◆ GOAL:
Copy out the listing in full, exactly as written, but not its pictures.

◆ DATA IN THIS EXERCISE:
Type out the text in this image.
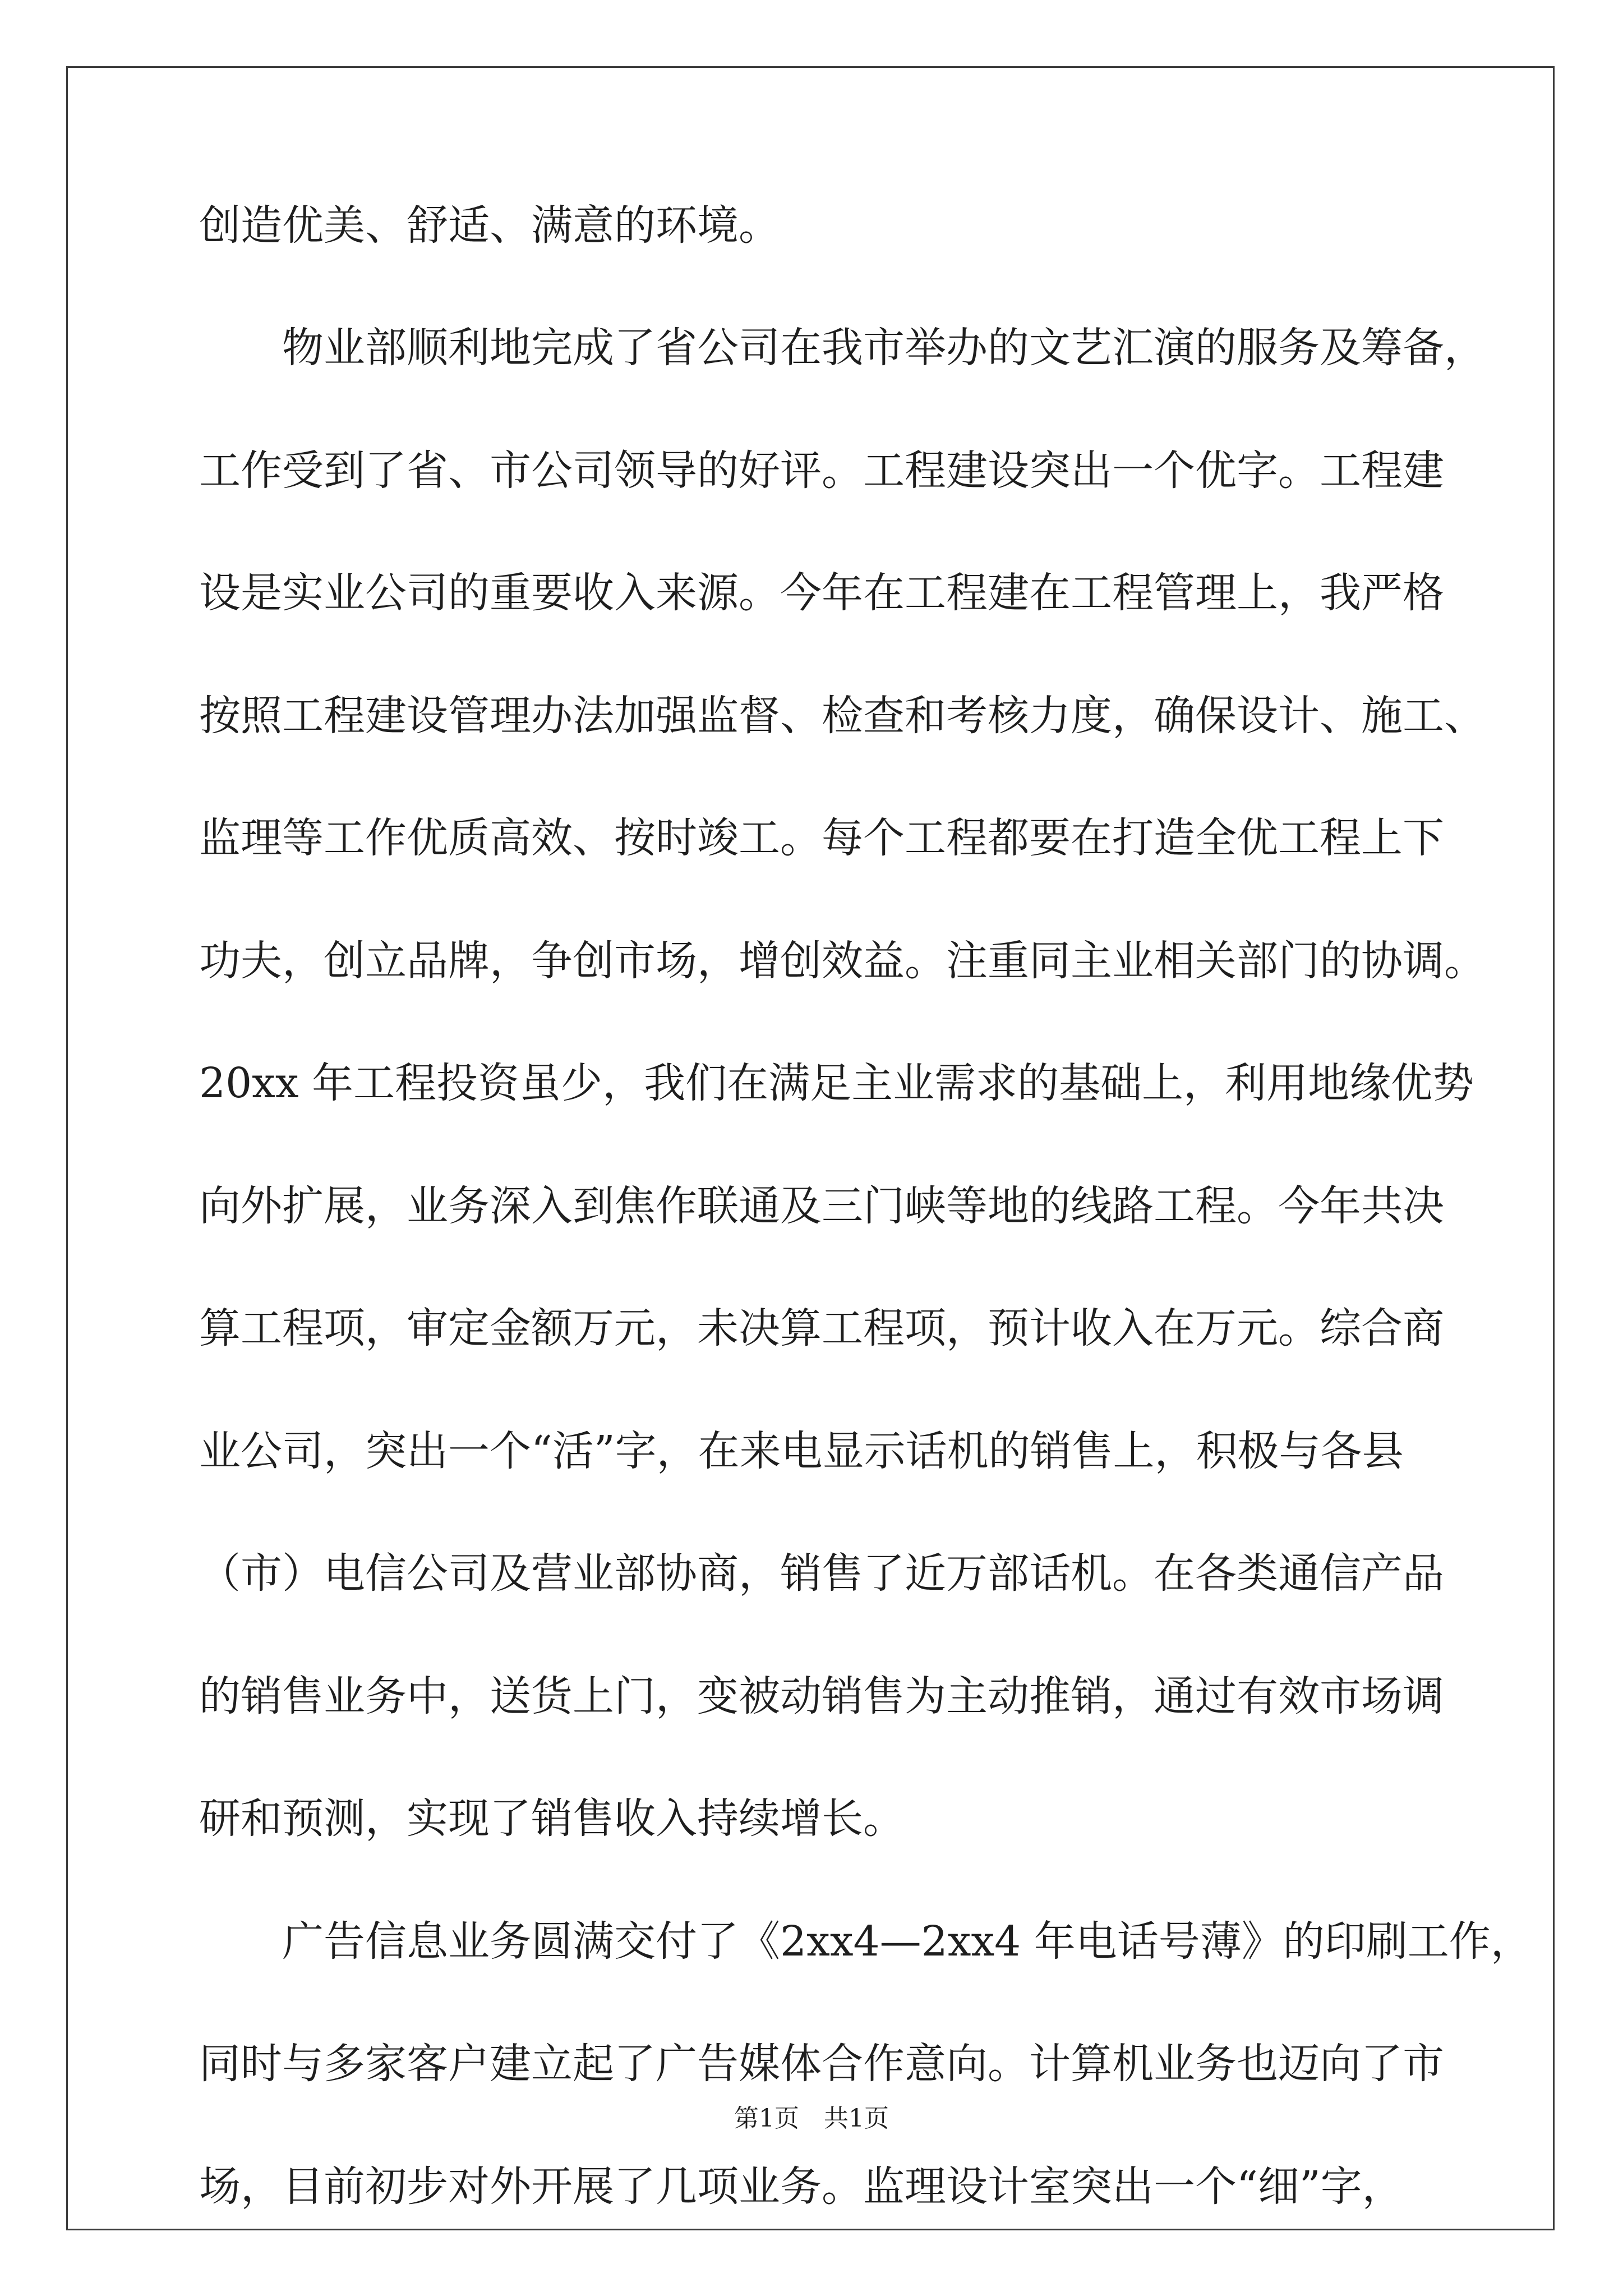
创造优美、舒适、满意的环境。
　　物业部顺利地完成了省公司在我市举办的文艺汇演的服务及筹备，
工作受到了省、市公司领导的好评。工程建设突出一个优字。工程建
设是实业公司的重要收入来源。今年在工程建在工程管理上，我严格
按照工程建设管理办法加强监督、检查和考核力度，确保设计、施工、
监理等工作优质高效、按时竣工。每个工程都要在打造全优工程上下
功夫，创立品牌，争创市场，增创效益。注重同主业相关部门的协调。
20xx 年工程投资虽少，我们在满足主业需求的基础上，利用地缘优势
向外扩展，业务深入到焦作联通及三门峡等地的线路工程。今年共决
算工程项，审定金额万元，未决算工程项，预计收入在万元。综合商
业公司，突出一个“活”字，在来电显示话机的销售上，积极与各县
（市）电信公司及营业部协商，销售了近万部话机。在各类通信产品
的销售业务中，送货上门，变被动销售为主动推销，通过有效市场调
研和预测，实现了销售收入持续增长。
　　广告信息业务圆满交付了《2xx4—2xx4 年电话号薄》的印刷工作，
同时与多家客户建立起了广告媒体合作意向。计算机业务也迈向了市
场，目前初步对外开展了几项业务。监理设计室突出一个“细”字，
第1页　共1页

◆ CORRECT RESPONSE:
Type out the text in this image.
创造优美、舒适、满意的环境。
　　物业部顺利地完成了省公司在我市举办的文艺汇演的服务及筹备，
工作受到了省、市公司领导的好评。工程建设突出一个优字。工程建
设是实业公司的重要收入来源。今年在工程建在工程管理上，我严格
按照工程建设管理办法加强监督、检查和考核力度，确保设计、施工、
监理等工作优质高效、按时竣工。每个工程都要在打造全优工程上下
功夫，创立品牌，争创市场，增创效益。注重同主业相关部门的协调。
20xx 年工程投资虽少，我们在满足主业需求的基础上，利用地缘优势
向外扩展，业务深入到焦作联通及三门峡等地的线路工程。今年共决
算工程项，审定金额万元，未决算工程项，预计收入在万元。综合商
业公司，突出一个“活”字，在来电显示话机的销售上，积极与各县
（市）电信公司及营业部协商，销售了近万部话机。在各类通信产品
的销售业务中，送货上门，变被动销售为主动推销，通过有效市场调
研和预测，实现了销售收入持续增长。
　　广告信息业务圆满交付了《2xx4—2xx4 年电话号薄》的印刷工作，
同时与多家客户建立起了广告媒体合作意向。计算机业务也迈向了市
场，目前初步对外开展了几项业务。监理设计室突出一个“细”字，
第1页　共1页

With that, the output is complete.